### Request
Rename every "code-line" in the listing below to "editor-line" and keep everything else unchanged. Leave the pictures out of your copy.

— Begin Data supplied —

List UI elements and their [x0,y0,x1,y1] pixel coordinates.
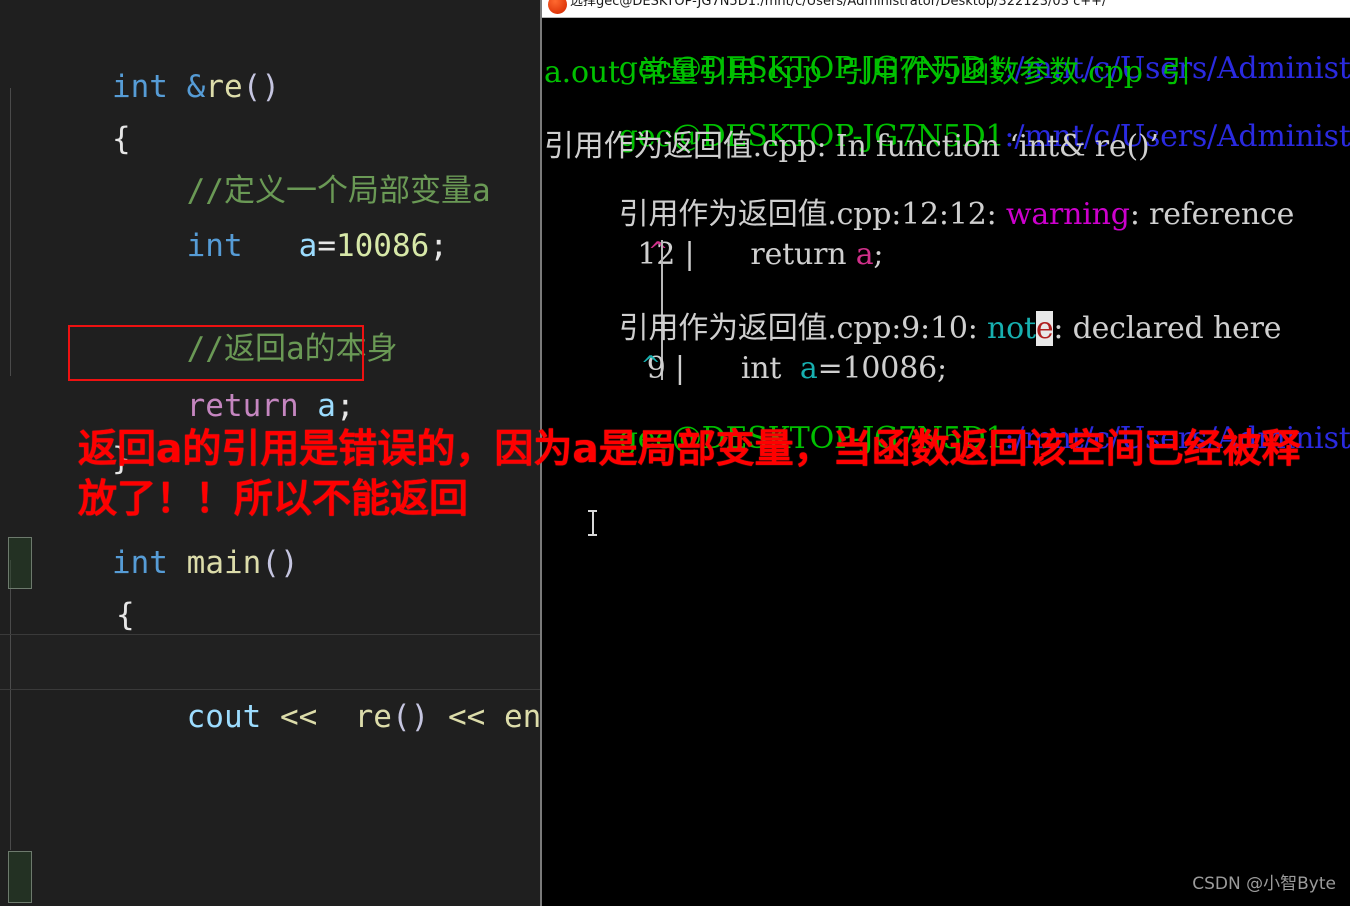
token-variable-a: a [298,228,318,264]
code-line-10[interactable]: int main() [0,482,540,581]
code-line-6[interactable]: //返回a的本身 [0,268,540,367]
token-assign: = [317,228,336,264]
terminal-output-area[interactable]: gec@DESKTOP-JG7N5D1:/mnt/c/Users/Adminis… [542,18,1350,906]
token-variable-endl: endl [503,699,540,735]
token-number-10086: 10086 [335,228,430,264]
token-paren-open: ( [391,699,411,735]
token-semicolon: ; [429,228,448,264]
code-line-7[interactable]: return a; [0,325,540,424]
source-code-pre: int [684,351,800,386]
note-message: : declared here [1053,311,1282,346]
prompt-user-host: gec@DESKTOP-JG7N5D1 [618,421,1005,456]
code-line-8[interactable]: } [0,378,540,477]
note-label: not [986,311,1036,346]
token-function-re: re [354,699,392,735]
token-operator-shift: << [279,699,318,735]
code-line-2[interactable]: { [0,58,540,157]
token-operator-shift: << [447,699,486,735]
source-code-post: ; [873,237,884,272]
code-line-4[interactable]: int a=10086; [0,165,540,264]
code-line-11[interactable]: { [0,534,540,633]
token-paren-close: ) [410,699,430,735]
warning-label: warning [1005,197,1130,232]
token-brace-open: { [115,597,135,633]
code-line-1[interactable]: int &re() [0,6,540,105]
source-code-pre: return [694,237,856,272]
gcc-in-function-line: 引用作为返回值.cpp: In function ‘int& re()’ [544,129,1159,164]
source-code-var: a [855,237,874,272]
prompt-path: :/mnt/c/Users/Administrat [1004,421,1350,456]
token-brace-close: } [111,441,131,477]
source-code-post: =10086; [817,351,947,386]
csdn-watermark: CSDN @小智Byte [1192,874,1336,894]
warning-message: : reference [1129,197,1295,232]
token-variable-cout: cout [186,699,262,735]
code-line-14[interactable]: } [0,848,540,902]
code-line-3[interactable]: //定义一个局部变量a [0,110,540,209]
screenshot-root: int &re() { //定义一个局部变量a int a=10086; //返… [0,0,1350,906]
terminal-titlebar[interactable]: 选择gec@DESKTOP-JG7N5D1:/mnt/c/Users/Admin… [542,0,1350,18]
gcc-caret-marker: ^ [544,237,668,265]
source-code-var: a [799,351,818,386]
wsl-terminal-window[interactable]: 选择gec@DESKTOP-JG7N5D1:/mnt/c/Users/Admin… [540,0,1350,906]
code-editor-pane[interactable]: int &re() { //定义一个局部变量a int a=10086; //返… [0,0,540,906]
terminal-title-text: 选择gec@DESKTOP-JG7N5D1:/mnt/c/Users/Admin… [570,0,1107,9]
terminal-block-cursor: e [1035,311,1054,346]
gcc-caret-marker: ^ [544,351,661,379]
ubuntu-logo-icon [548,0,567,14]
terminal-ls-output: a.out 常量引用.cpp 引用作为函数参数.cpp 引 [544,55,1192,90]
token-keyword-int: int [186,228,243,264]
code-line-13[interactable]: cout << re() << endl [0,636,540,735]
terminal-prompt-line: gec@DESKTOP-JG7N5D1:/mnt/c/Users/Adminis… [544,394,1350,484]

— End Data supplied —

### Exercise solution
List UI elements and their [x0,y0,x1,y1] pixel coordinates.
token-variable-a: a [298,228,318,264]
editor-line-10[interactable]: int main() [0,482,540,581]
editor-line-6[interactable]: //返回a的本身 [0,268,540,367]
token-assign: = [317,228,336,264]
terminal-output-area[interactable]: gec@DESKTOP-JG7N5D1:/mnt/c/Users/Adminis… [542,18,1350,906]
token-variable-endl: endl [503,699,540,735]
token-number-10086: 10086 [335,228,430,264]
token-paren-open: ( [391,699,411,735]
token-semicolon: ; [429,228,448,264]
editor-line-7[interactable]: return a; [0,325,540,424]
source-code-pre: int [684,351,800,386]
note-message: : declared here [1053,311,1282,346]
prompt-user-host: gec@DESKTOP-JG7N5D1 [618,421,1005,456]
editor-line-8[interactable]: } [0,378,540,477]
note-label: not [986,311,1036,346]
token-function-re: re [354,699,392,735]
token-operator-shift: << [279,699,318,735]
editor-line-2[interactable]: { [0,58,540,157]
token-operator-shift: << [447,699,486,735]
source-code-post: ; [873,237,884,272]
editor-line-4[interactable]: int a=10086; [0,165,540,264]
editor-line-11[interactable]: { [0,534,540,633]
token-paren-close: ) [410,699,430,735]
warning-label: warning [1005,197,1130,232]
token-brace-open: { [115,597,135,633]
editor-line-1[interactable]: int &re() [0,6,540,105]
source-code-pre: return [694,237,856,272]
gcc-in-function-line: 引用作为返回值.cpp: In function ‘int& re()’ [544,129,1159,164]
source-code-var: a [855,237,874,272]
prompt-path: :/mnt/c/Users/Administrat [1004,421,1350,456]
token-brace-close: } [111,441,131,477]
source-code-post: =10086; [817,351,947,386]
csdn-watermark: CSDN @小智Byte [1192,874,1336,894]
warning-message: : reference [1129,197,1295,232]
token-variable-cout: cout [186,699,262,735]
editor-line-14[interactable]: } [0,848,540,902]
editor-line-3[interactable]: //定义一个局部变量a [0,110,540,209]
screenshot-root: int &re() { //定义一个局部变量a int a=10086; //返… [0,0,1350,906]
terminal-titlebar[interactable]: 选择gec@DESKTOP-JG7N5D1:/mnt/c/Users/Admin… [542,0,1350,18]
gcc-caret-marker: ^ [544,237,668,265]
source-code-var: a [799,351,818,386]
wsl-terminal-window[interactable]: 选择gec@DESKTOP-JG7N5D1:/mnt/c/Users/Admin… [540,0,1350,906]
code-editor-pane[interactable]: int &re() { //定义一个局部变量a int a=10086; //返… [0,0,540,906]
terminal-title-text: 选择gec@DESKTOP-JG7N5D1:/mnt/c/Users/Admin… [570,0,1107,9]
terminal-block-cursor: e [1035,311,1054,346]
gcc-caret-marker: ^ [544,351,661,379]
ubuntu-logo-icon [548,0,567,14]
terminal-ls-output: a.out 常量引用.cpp 引用作为函数参数.cpp 引 [544,55,1192,90]
token-keyword-int: int [186,228,243,264]
editor-line-13[interactable]: cout << re() << endl [0,636,540,735]
terminal-prompt-line: gec@DESKTOP-JG7N5D1:/mnt/c/Users/Adminis… [544,394,1350,484]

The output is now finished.